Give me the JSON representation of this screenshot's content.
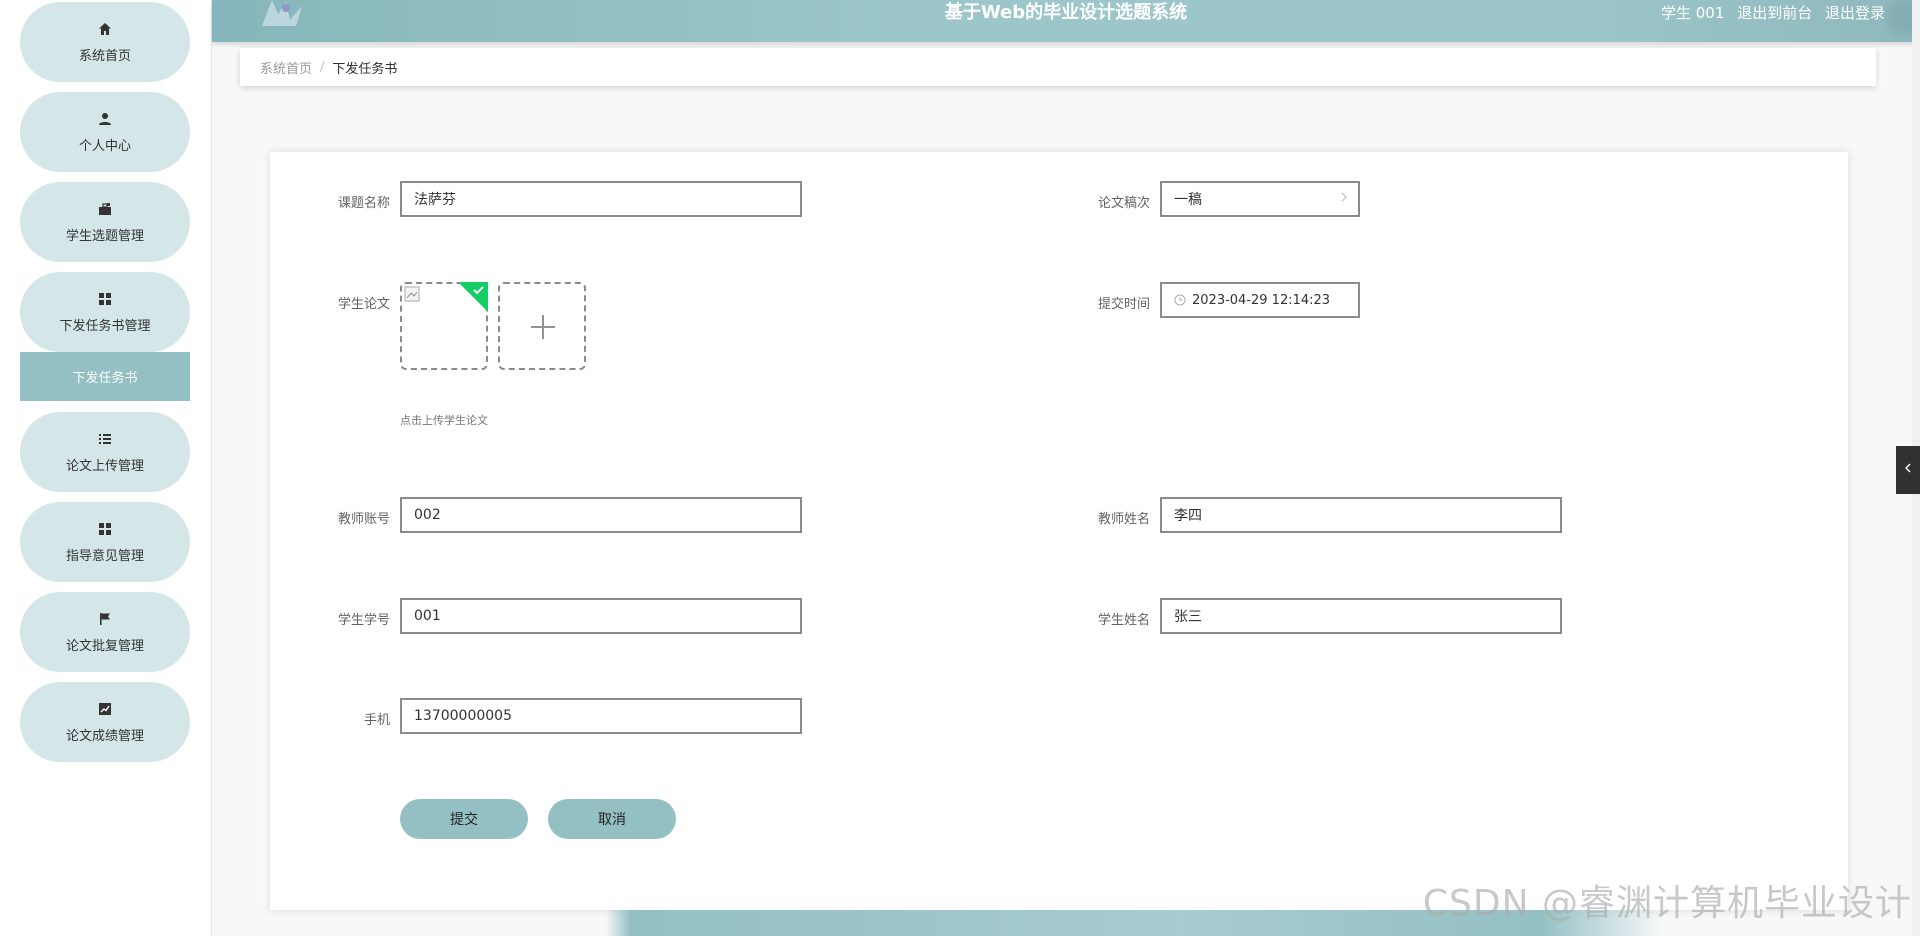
{
  "sidebar": {
    "items": [
      {
        "label": "系统首页",
        "icon": "home-icon"
      },
      {
        "label": "个人中心",
        "icon": "user-icon"
      },
      {
        "label": "学生选题管理",
        "icon": "briefcase-icon"
      },
      {
        "label": "下发任务书管理",
        "icon": "grid-icon"
      },
      {
        "label": "论文上传管理",
        "icon": "list-icon"
      },
      {
        "label": "指导意见管理",
        "icon": "grid-icon"
      },
      {
        "label": "论文批复管理",
        "icon": "flag-icon"
      },
      {
        "label": "论文成绩管理",
        "icon": "chart-icon"
      }
    ],
    "active_sub": "下发任务书"
  },
  "header": {
    "title": "基于Web的毕业设计选题系统",
    "user": "学生 001",
    "to_front": "退出到前台",
    "logout": "退出登录"
  },
  "breadcrumb": {
    "home": "系统首页",
    "separator": "/",
    "current": "下发任务书"
  },
  "form": {
    "topic_label": "课题名称",
    "topic_value": "法萨芬",
    "draft_label": "论文稿次",
    "draft_value": "一稿",
    "paper_label": "学生论文",
    "upload_tip": "点击上传学生论文",
    "submit_time_label": "提交时间",
    "submit_time_value": "2023-04-29 12:14:23",
    "teacher_account_label": "教师账号",
    "teacher_account_value": "002",
    "teacher_name_label": "教师姓名",
    "teacher_name_value": "李四",
    "student_no_label": "学生学号",
    "student_no_value": "001",
    "student_name_label": "学生姓名",
    "student_name_value": "张三",
    "phone_label": "手机",
    "phone_value": "13700000005",
    "submit_button": "提交",
    "cancel_button": "取消"
  },
  "watermark": "CSDN @睿渊计算机毕业设计",
  "colors": {
    "accent": "#94c0c4",
    "nav_bg": "#d4e6e8",
    "header": "#9cc6ca"
  }
}
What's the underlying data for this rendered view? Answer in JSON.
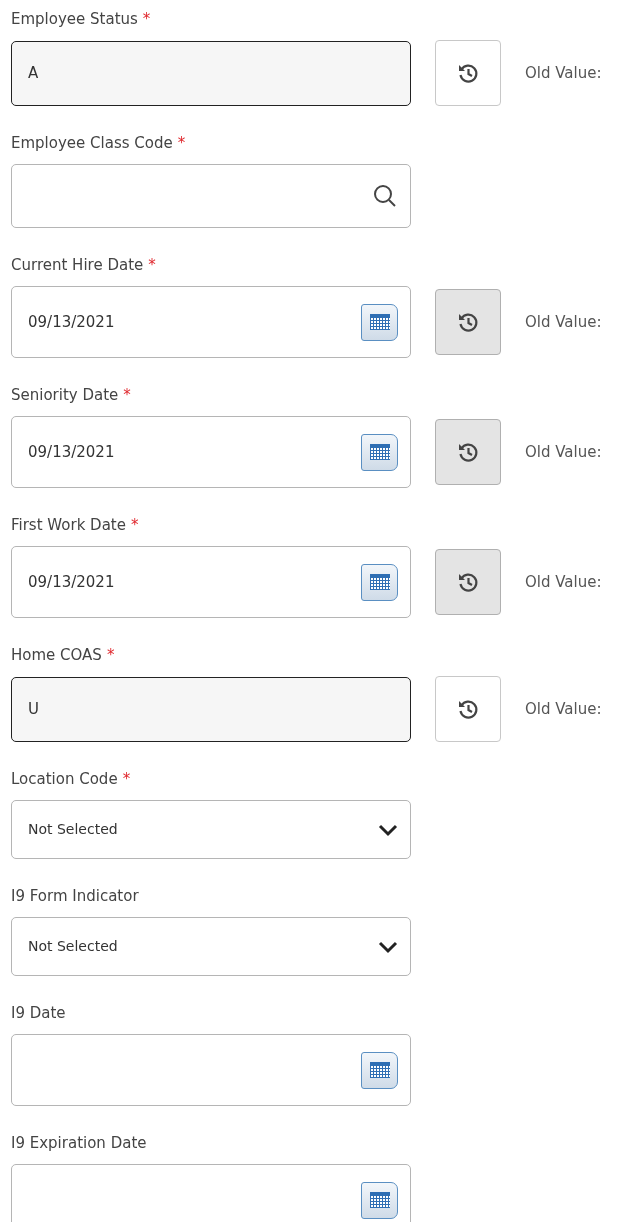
{
  "fields": [
    {
      "label": "Employee Status",
      "required_mark": "*",
      "kind": "readonly",
      "value": "A",
      "history": {
        "disabled": false,
        "text": "Old Value:"
      }
    },
    {
      "label": "Employee Class Code",
      "required_mark": "*",
      "kind": "lookup"
    },
    {
      "label": "Current Hire Date",
      "required_mark": "*",
      "kind": "date",
      "value": "09/13/2021",
      "history": {
        "disabled": true,
        "text": "Old Value:"
      }
    },
    {
      "label": "Seniority Date",
      "required_mark": "*",
      "kind": "date",
      "value": "09/13/2021",
      "history": {
        "disabled": true,
        "text": "Old Value:"
      }
    },
    {
      "label": "First Work Date",
      "required_mark": "*",
      "kind": "date",
      "value": "09/13/2021",
      "history": {
        "disabled": true,
        "text": "Old Value:"
      }
    },
    {
      "label": "Home COAS",
      "required_mark": "*",
      "kind": "readonly",
      "value": "U",
      "history": {
        "disabled": false,
        "text": "Old Value:"
      }
    },
    {
      "label": "Location Code",
      "required_mark": "*",
      "kind": "select",
      "value": "Not Selected"
    },
    {
      "label": "I9 Form Indicator",
      "kind": "select",
      "value": "Not Selected"
    },
    {
      "label": "I9 Date",
      "kind": "date"
    },
    {
      "label": "I9 Expiration Date",
      "kind": "date"
    }
  ]
}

**Given instruction**
Find the lines of the material that hold the word "icon" and report their count alone.

**Expected output**
8